** Start **
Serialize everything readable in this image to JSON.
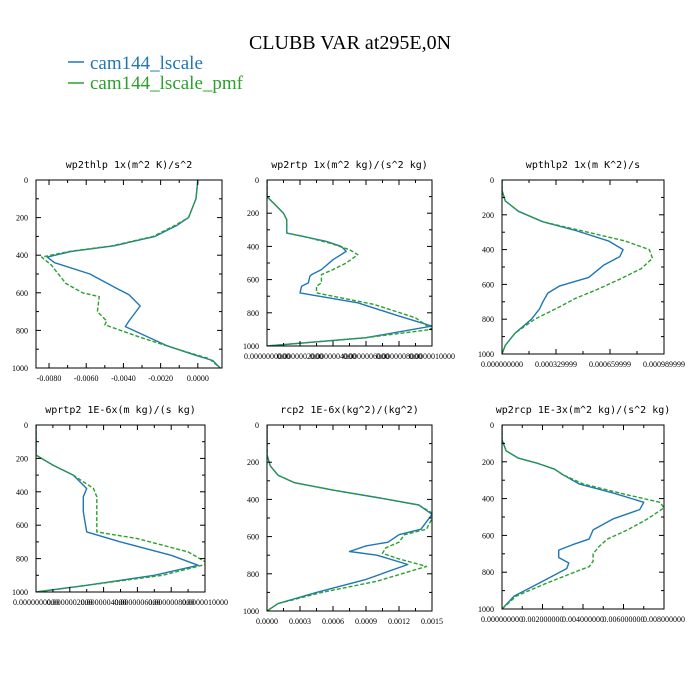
{
  "title": "CLUBB VAR at295E,0N",
  "legend": [
    {
      "name": "cam144_lscale",
      "color": "#1f77b4",
      "dash": false
    },
    {
      "name": "cam144_lscale_pmf",
      "color": "#2ca02c",
      "dash": true
    }
  ],
  "chart_data": [
    {
      "type": "line",
      "title": "wp2thlp   1x(m^2 K)/s^2",
      "ylim": [
        1000,
        0
      ],
      "xlim": [
        -0.0087,
        0.0013
      ],
      "yticks": [
        0,
        200,
        400,
        600,
        800,
        1000
      ],
      "ytick_labels": [
        "0",
        "200",
        "400",
        "600",
        "800",
        "1000"
      ],
      "xticks": [
        -0.008,
        -0.006,
        -0.004,
        -0.002,
        0.0
      ],
      "xtick_labels": [
        "-0.0080",
        "-0.0060",
        "-0.0040",
        "-0.0020",
        "0.0000"
      ],
      "series": [
        {
          "name": "cam144_lscale",
          "x": [
            0.0,
            -0.0001,
            -0.0005,
            -0.0011,
            -0.0023,
            -0.0045,
            -0.0068,
            -0.0081,
            -0.0077,
            -0.0058,
            -0.0043,
            -0.0037,
            -0.0031,
            -0.0037,
            -0.0039,
            -0.0017,
            -0.0002,
            0.0008,
            0.0012
          ],
          "y": [
            0,
            100,
            200,
            240,
            300,
            350,
            380,
            410,
            440,
            500,
            580,
            610,
            670,
            750,
            780,
            880,
            930,
            960,
            1000
          ]
        },
        {
          "name": "cam144_lscale_pmf",
          "x": [
            0.0,
            -0.0001,
            -0.0005,
            -0.0012,
            -0.0024,
            -0.0046,
            -0.0069,
            -0.0084,
            -0.0079,
            -0.0071,
            -0.0062,
            -0.0053,
            -0.0054,
            -0.0049,
            -0.005,
            -0.003,
            -0.0011,
            0.0006,
            0.0012
          ],
          "y": [
            0,
            100,
            200,
            240,
            300,
            350,
            380,
            410,
            450,
            550,
            600,
            620,
            700,
            750,
            770,
            840,
            900,
            950,
            1000
          ]
        }
      ]
    },
    {
      "type": "line",
      "title": "wp2rtp  1x(m^2 kg)/(s^2 kg)",
      "ylim": [
        1000,
        0
      ],
      "xlim": [
        0.0,
        1e-06
      ],
      "yticks": [
        0,
        200,
        400,
        600,
        800,
        1000
      ],
      "ytick_labels": [
        "0",
        "200",
        "400",
        "600",
        "800",
        "1000"
      ],
      "xticks": [
        0.0,
        2e-07,
        4e-07,
        6e-07,
        8e-07,
        1e-06
      ],
      "xtick_labels": [
        "0.0000000000",
        "0.0000002000",
        "0.0000004000",
        "0.0000006000",
        "0.0000008000",
        "0.0000010000"
      ],
      "series": [
        {
          "name": "cam144_lscale",
          "x": [
            0.0,
            0.0,
            5e-08,
            1e-07,
            1.2e-07,
            1.2e-07,
            2.2e-07,
            3.6e-07,
            4.5e-07,
            4.8e-07,
            4e-07,
            3.3e-07,
            2.7e-07,
            2.6e-07,
            2.5e-07,
            2.1e-07,
            2e-07,
            5.5e-07,
            8e-07,
            1e-06,
            6e-07,
            0.0
          ],
          "y": [
            0,
            100,
            150,
            200,
            240,
            320,
            340,
            370,
            400,
            430,
            480,
            540,
            570,
            580,
            620,
            640,
            680,
            740,
            820,
            880,
            950,
            1000
          ]
        },
        {
          "name": "cam144_lscale_pmf",
          "x": [
            0.0,
            0.0,
            5e-08,
            1e-07,
            1.2e-07,
            1.2e-07,
            2.2e-07,
            3.8e-07,
            5e-07,
            5.5e-07,
            4.8e-07,
            4e-07,
            3.3e-07,
            3.3e-07,
            3.3e-07,
            3e-07,
            3e-07,
            6.5e-07,
            9e-07,
            1e-06,
            6e-07,
            0.0
          ],
          "y": [
            0,
            100,
            150,
            200,
            240,
            320,
            340,
            380,
            420,
            450,
            500,
            540,
            570,
            590,
            620,
            640,
            680,
            750,
            830,
            900,
            950,
            1000
          ]
        }
      ]
    },
    {
      "type": "line",
      "title": "wpthlp2  1x(m K^2)/s",
      "ylim": [
        1000,
        0
      ],
      "xlim": [
        0.0,
        0.00099
      ],
      "yticks": [
        0,
        200,
        400,
        600,
        800,
        1000
      ],
      "ytick_labels": [
        "0",
        "200",
        "400",
        "600",
        "800",
        "1000"
      ],
      "xticks": [
        0.0,
        0.00033,
        0.00066,
        0.00099
      ],
      "xtick_labels": [
        "0.000000000",
        "0.000329999",
        "0.000659999",
        "0.000989999"
      ],
      "series": [
        {
          "name": "cam144_lscale",
          "x": [
            0.0,
            0.0,
            2e-05,
            0.0001,
            0.00025,
            0.00045,
            0.00065,
            0.00074,
            0.00072,
            0.00062,
            0.00053,
            0.00035,
            0.00028,
            0.00025,
            0.00023,
            0.00018,
            8e-05,
            2e-05,
            0.0
          ],
          "y": [
            0,
            60,
            120,
            180,
            240,
            290,
            350,
            400,
            440,
            490,
            560,
            610,
            650,
            700,
            740,
            800,
            880,
            950,
            1000
          ]
        },
        {
          "name": "cam144_lscale_pmf",
          "x": [
            0.0,
            0.0,
            2e-05,
            0.0001,
            0.00025,
            0.00048,
            0.00075,
            0.0009,
            0.00092,
            0.00085,
            0.00072,
            0.00058,
            0.00045,
            0.00035,
            0.0002,
            8e-05,
            2e-05,
            0.0
          ],
          "y": [
            0,
            60,
            120,
            180,
            240,
            290,
            350,
            400,
            450,
            510,
            570,
            630,
            680,
            730,
            800,
            880,
            950,
            1000
          ]
        }
      ]
    },
    {
      "type": "line",
      "title": "wprtp2  1E-6x(m kg)/(s kg)",
      "ylim": [
        1000,
        0
      ],
      "xlim": [
        0.0,
        1e-06
      ],
      "yticks": [
        0,
        200,
        400,
        600,
        800,
        1000
      ],
      "ytick_labels": [
        "0",
        "200",
        "400",
        "600",
        "800",
        "1000"
      ],
      "xticks": [
        0.0,
        2e-07,
        4e-07,
        6e-07,
        8e-07,
        1e-06
      ],
      "xtick_labels": [
        "0.0000000000",
        "0.0000002000",
        "0.0000004000",
        "0.0000006000",
        "0.0000008000",
        "0.0000010000"
      ],
      "series": [
        {
          "name": "cam144_lscale",
          "x": [
            0.0,
            0.0,
            1e-07,
            2.2e-07,
            3e-07,
            2.8e-07,
            2.8e-07,
            3e-07,
            5e-07,
            8e-07,
            9.6e-07,
            7e-07,
            3e-07,
            0.0
          ],
          "y": [
            0,
            180,
            240,
            300,
            380,
            430,
            520,
            640,
            700,
            780,
            840,
            900,
            960,
            1000
          ]
        },
        {
          "name": "cam144_lscale_pmf",
          "x": [
            0.0,
            0.0,
            1e-07,
            2.2e-07,
            3.4e-07,
            3.6e-07,
            3.6e-07,
            3.6e-07,
            6e-07,
            9e-07,
            1.02e-06,
            7.5e-07,
            3e-07,
            0.0
          ],
          "y": [
            0,
            180,
            240,
            300,
            380,
            430,
            520,
            640,
            680,
            760,
            830,
            900,
            960,
            1000
          ]
        }
      ]
    },
    {
      "type": "line",
      "title": "rcp2   1E-6x(kg^2)/(kg^2)",
      "ylim": [
        1000,
        0
      ],
      "xlim": [
        0.0,
        0.0015
      ],
      "yticks": [
        0,
        200,
        400,
        600,
        800,
        1000
      ],
      "ytick_labels": [
        "0",
        "200",
        "400",
        "600",
        "800",
        "1000"
      ],
      "xticks": [
        0.0,
        0.0003,
        0.0006,
        0.0009,
        0.0012,
        0.0015
      ],
      "xtick_labels": [
        "0.0000",
        "0.0003",
        "0.0006",
        "0.0009",
        "0.0012",
        "0.0015"
      ],
      "series": [
        {
          "name": "cam144_lscale",
          "x": [
            0.0,
            0.0,
            3e-05,
            0.0001,
            0.00025,
            0.0006,
            0.001,
            0.00138,
            0.0015,
            0.0014,
            0.0012,
            0.0011,
            0.0009,
            0.00075,
            0.001,
            0.00128,
            0.0009,
            0.00045,
            0.0001,
            0.0
          ],
          "y": [
            0,
            160,
            220,
            270,
            310,
            350,
            390,
            430,
            480,
            560,
            590,
            630,
            650,
            680,
            700,
            750,
            830,
            900,
            960,
            1000
          ]
        },
        {
          "name": "cam144_lscale_pmf",
          "x": [
            0.0,
            0.0,
            3e-05,
            0.0001,
            0.00025,
            0.0006,
            0.001,
            0.00138,
            0.00152,
            0.00145,
            0.00125,
            0.0012,
            0.00108,
            0.00105,
            0.0012,
            0.00145,
            0.001,
            0.0005,
            0.0001,
            0.0
          ],
          "y": [
            0,
            160,
            220,
            270,
            310,
            350,
            390,
            430,
            480,
            560,
            590,
            630,
            660,
            690,
            720,
            760,
            840,
            900,
            960,
            1000
          ]
        }
      ]
    },
    {
      "type": "line",
      "title": "wp2rcp  1E-3x(m^2 kg)/(s^2 kg)",
      "ylim": [
        1000,
        0
      ],
      "xlim": [
        0.0,
        0.008
      ],
      "yticks": [
        0,
        200,
        400,
        600,
        800,
        1000
      ],
      "ytick_labels": [
        "0",
        "200",
        "400",
        "600",
        "800",
        "1000"
      ],
      "xticks": [
        0.0,
        0.002,
        0.004,
        0.006,
        0.008
      ],
      "xtick_labels": [
        "0.000000000",
        "0.002000000",
        "0.004000000",
        "0.006000000",
        "0.008000000"
      ],
      "series": [
        {
          "name": "cam144_lscale",
          "x": [
            0.0,
            0.0,
            0.0002,
            0.0008,
            0.0018,
            0.0026,
            0.003,
            0.0038,
            0.0055,
            0.007,
            0.0068,
            0.0055,
            0.0045,
            0.0043,
            0.0035,
            0.0028,
            0.0028,
            0.0033,
            0.0032,
            0.002,
            0.0006,
            0.0
          ],
          "y": [
            0,
            80,
            140,
            180,
            210,
            240,
            270,
            320,
            370,
            420,
            460,
            510,
            570,
            620,
            650,
            680,
            720,
            750,
            780,
            850,
            930,
            1000
          ]
        },
        {
          "name": "cam144_lscale_pmf",
          "x": [
            0.0,
            0.0,
            0.0002,
            0.0008,
            0.0018,
            0.0026,
            0.003,
            0.004,
            0.0062,
            0.0078,
            0.008,
            0.0072,
            0.0062,
            0.0052,
            0.0048,
            0.0045,
            0.0045,
            0.0043,
            0.0038,
            0.0022,
            0.0007,
            0.0
          ],
          "y": [
            0,
            80,
            140,
            180,
            210,
            240,
            270,
            320,
            380,
            420,
            450,
            510,
            570,
            620,
            660,
            700,
            740,
            770,
            790,
            860,
            930,
            1000
          ]
        }
      ]
    }
  ]
}
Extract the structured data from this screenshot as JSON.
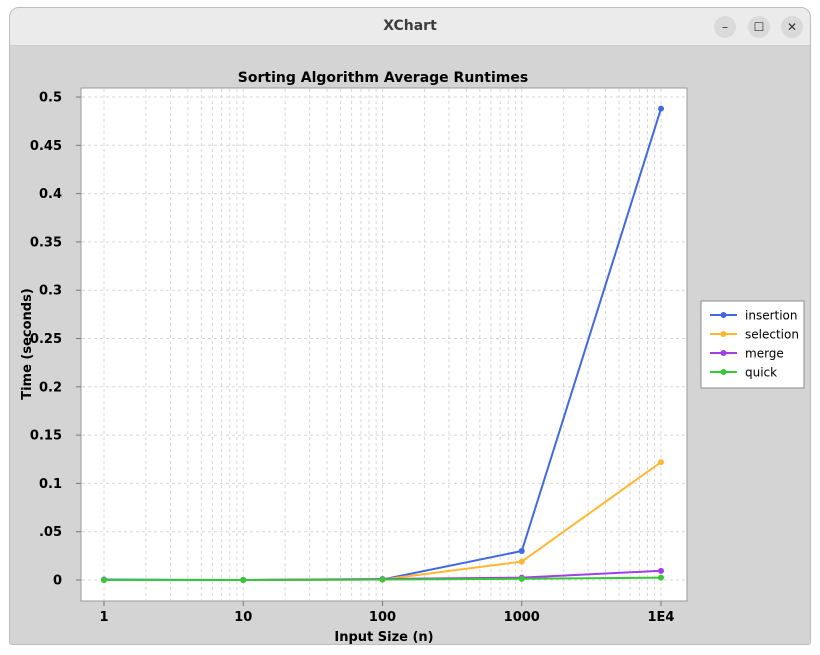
{
  "window": {
    "title": "XChart",
    "buttons": {
      "minimize": "–",
      "maximize": "☐",
      "close": "✕"
    }
  },
  "colors": {
    "insertion": "#4169e1",
    "selection": "#ffb732",
    "merge": "#a23ee8",
    "quick": "#37c837",
    "grid": "#d7d7d7",
    "window_bg": "#d4d4d4"
  },
  "chart_data": {
    "type": "line",
    "title": "Sorting Algorithm Average Runtimes",
    "xlabel": "Input Size (n)",
    "ylabel": "Time (seconds)",
    "x_scale": "log",
    "x_ticks": [
      {
        "value": 1,
        "label": "1"
      },
      {
        "value": 10,
        "label": "10"
      },
      {
        "value": 100,
        "label": "100"
      },
      {
        "value": 1000,
        "label": "1000"
      },
      {
        "value": 10000,
        "label": "1E4"
      }
    ],
    "y_ticks": [
      {
        "value": 0,
        "label": "0"
      },
      {
        "value": 0.05,
        "label": ".05"
      },
      {
        "value": 0.1,
        "label": "0.1"
      },
      {
        "value": 0.15,
        "label": "0.15"
      },
      {
        "value": 0.2,
        "label": "0.2"
      },
      {
        "value": 0.25,
        "label": "0.25"
      },
      {
        "value": 0.3,
        "label": "0.3"
      },
      {
        "value": 0.35,
        "label": "0.35"
      },
      {
        "value": 0.4,
        "label": "0.4"
      },
      {
        "value": 0.45,
        "label": "0.45"
      },
      {
        "value": 0.5,
        "label": "0.5"
      }
    ],
    "xlim": [
      1,
      10000
    ],
    "ylim": [
      -0.02,
      0.5
    ],
    "grid": true,
    "legend_position": "right",
    "x": [
      1,
      10,
      100,
      1000,
      10000
    ],
    "series": [
      {
        "name": "insertion",
        "values": [
          0.0005,
          0.0,
          0.0005,
          0.03,
          0.488
        ]
      },
      {
        "name": "selection",
        "values": [
          0.0,
          0.0,
          0.0005,
          0.019,
          0.122
        ]
      },
      {
        "name": "merge",
        "values": [
          0.0,
          0.0,
          0.001,
          0.0025,
          0.0095
        ]
      },
      {
        "name": "quick",
        "values": [
          0.0,
          0.0,
          0.0005,
          0.0012,
          0.0025
        ]
      }
    ]
  }
}
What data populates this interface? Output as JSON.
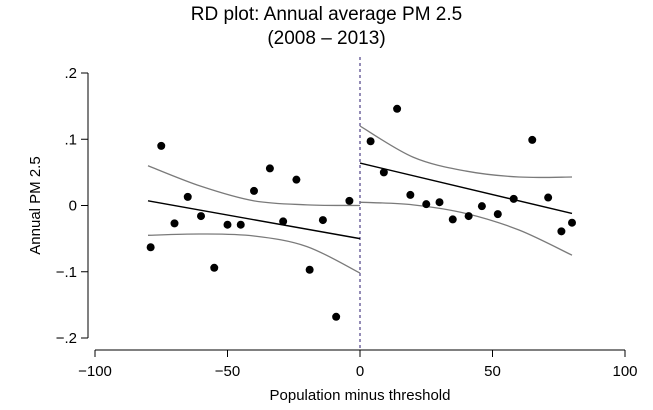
{
  "chart_data": {
    "type": "scatter",
    "title_line1": "RD plot: Annual average PM 2.5",
    "title_line2": "(2008 – 2013)",
    "xlabel": "Population minus threshold",
    "ylabel": "Annual PM 2.5",
    "xlim": [
      -100,
      100
    ],
    "ylim": [
      -0.2,
      0.2
    ],
    "xticks": [
      {
        "value": -100,
        "label": "−100"
      },
      {
        "value": -50,
        "label": "−50"
      },
      {
        "value": 0,
        "label": "0"
      },
      {
        "value": 50,
        "label": "50"
      },
      {
        "value": 100,
        "label": "100"
      }
    ],
    "yticks": [
      {
        "value": 0.2,
        "label": ".2"
      },
      {
        "value": 0.1,
        "label": ".1"
      },
      {
        "value": 0,
        "label": "0"
      },
      {
        "value": -0.1,
        "label": "−.1"
      },
      {
        "value": -0.2,
        "label": "−.2"
      }
    ],
    "cutoff": 0,
    "points": [
      {
        "x": -79,
        "y": -0.063
      },
      {
        "x": -75,
        "y": 0.09
      },
      {
        "x": -70,
        "y": -0.027
      },
      {
        "x": -65,
        "y": 0.013
      },
      {
        "x": -60,
        "y": -0.016
      },
      {
        "x": -55,
        "y": -0.094
      },
      {
        "x": -50,
        "y": -0.029
      },
      {
        "x": -45,
        "y": -0.029
      },
      {
        "x": -40,
        "y": 0.022
      },
      {
        "x": -34,
        "y": 0.056
      },
      {
        "x": -29,
        "y": -0.024
      },
      {
        "x": -24,
        "y": 0.039
      },
      {
        "x": -19,
        "y": -0.097
      },
      {
        "x": -14,
        "y": -0.022
      },
      {
        "x": -9,
        "y": -0.168
      },
      {
        "x": -4,
        "y": 0.007
      },
      {
        "x": 4,
        "y": 0.097
      },
      {
        "x": 9,
        "y": 0.05
      },
      {
        "x": 14,
        "y": 0.146
      },
      {
        "x": 19,
        "y": 0.016
      },
      {
        "x": 25,
        "y": 0.002
      },
      {
        "x": 30,
        "y": 0.005
      },
      {
        "x": 35,
        "y": -0.021
      },
      {
        "x": 41,
        "y": -0.016
      },
      {
        "x": 46,
        "y": -0.001
      },
      {
        "x": 52,
        "y": -0.013
      },
      {
        "x": 58,
        "y": 0.01
      },
      {
        "x": 65,
        "y": 0.099
      },
      {
        "x": 71,
        "y": 0.012
      },
      {
        "x": 76,
        "y": -0.039
      },
      {
        "x": 80,
        "y": -0.026
      }
    ],
    "fit_left": {
      "x": [
        -80,
        0
      ],
      "y": [
        0.007,
        -0.05
      ]
    },
    "fit_right": {
      "x": [
        0,
        80
      ],
      "y": [
        0.064,
        -0.012
      ]
    },
    "ci_left_upper": [
      [
        -80,
        0.06
      ],
      [
        -60,
        0.029
      ],
      [
        -40,
        0.007
      ],
      [
        -20,
        0.001
      ],
      [
        0,
        0.0
      ]
    ],
    "ci_left_lower": [
      [
        -80,
        -0.045
      ],
      [
        -60,
        -0.043
      ],
      [
        -40,
        -0.046
      ],
      [
        -20,
        -0.062
      ],
      [
        0,
        -0.102
      ]
    ],
    "ci_right_upper": [
      [
        0,
        0.12
      ],
      [
        20,
        0.073
      ],
      [
        40,
        0.052
      ],
      [
        60,
        0.043
      ],
      [
        80,
        0.043
      ]
    ],
    "ci_right_lower": [
      [
        0,
        0.005
      ],
      [
        20,
        0.001
      ],
      [
        40,
        -0.012
      ],
      [
        60,
        -0.037
      ],
      [
        80,
        -0.075
      ]
    ]
  }
}
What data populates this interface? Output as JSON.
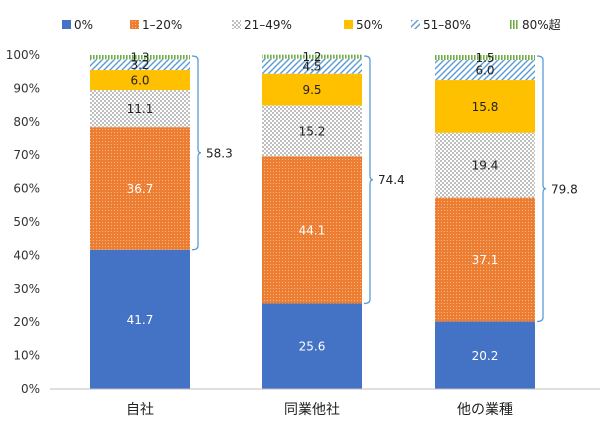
{
  "chart_data": {
    "type": "bar",
    "stacked": true,
    "categories": [
      "自社",
      "同業他社",
      "他の業種"
    ],
    "ylim": [
      0,
      100
    ],
    "yticks": [
      "0%",
      "10%",
      "20%",
      "30%",
      "40%",
      "50%",
      "60%",
      "70%",
      "80%",
      "90%",
      "100%"
    ],
    "grid": false,
    "legend_position": "top",
    "series": [
      {
        "name": "0%",
        "values": [
          41.7,
          25.6,
          20.2
        ],
        "color": "#4472C4",
        "pattern": "solid",
        "label_color": "#ffffff"
      },
      {
        "name": "1–20%",
        "values": [
          36.7,
          44.1,
          37.1
        ],
        "color": "#ED7D31",
        "pattern": "dots",
        "label_color": "#ffffff"
      },
      {
        "name": "21–49%",
        "values": [
          11.1,
          15.2,
          19.4
        ],
        "color": "#D0D0D0",
        "pattern": "check",
        "label_color": "#222222"
      },
      {
        "name": "50%",
        "values": [
          6.0,
          9.5,
          15.8
        ],
        "color": "#FFC000",
        "pattern": "solid",
        "label_color": "#222222"
      },
      {
        "name": "51–80%",
        "values": [
          3.2,
          4.5,
          6.0
        ],
        "color": "#9DC3E6",
        "pattern": "diag",
        "label_color": "#222222"
      },
      {
        "name": "80%超",
        "values": [
          1.3,
          1.2,
          1.5
        ],
        "color": "#70AD47",
        "pattern": "vlines",
        "label_color": "#222222"
      }
    ],
    "bracket_totals": [
      "58.3",
      "74.4",
      "79.8"
    ]
  }
}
** End **
Report each line in the data that holds the word "JSON".

Serialize everything readable in this image to JSON.
Extract the structured data from this screenshot as JSON.
What data populates this interface? Output as JSON.
What data populates this interface? Output as JSON.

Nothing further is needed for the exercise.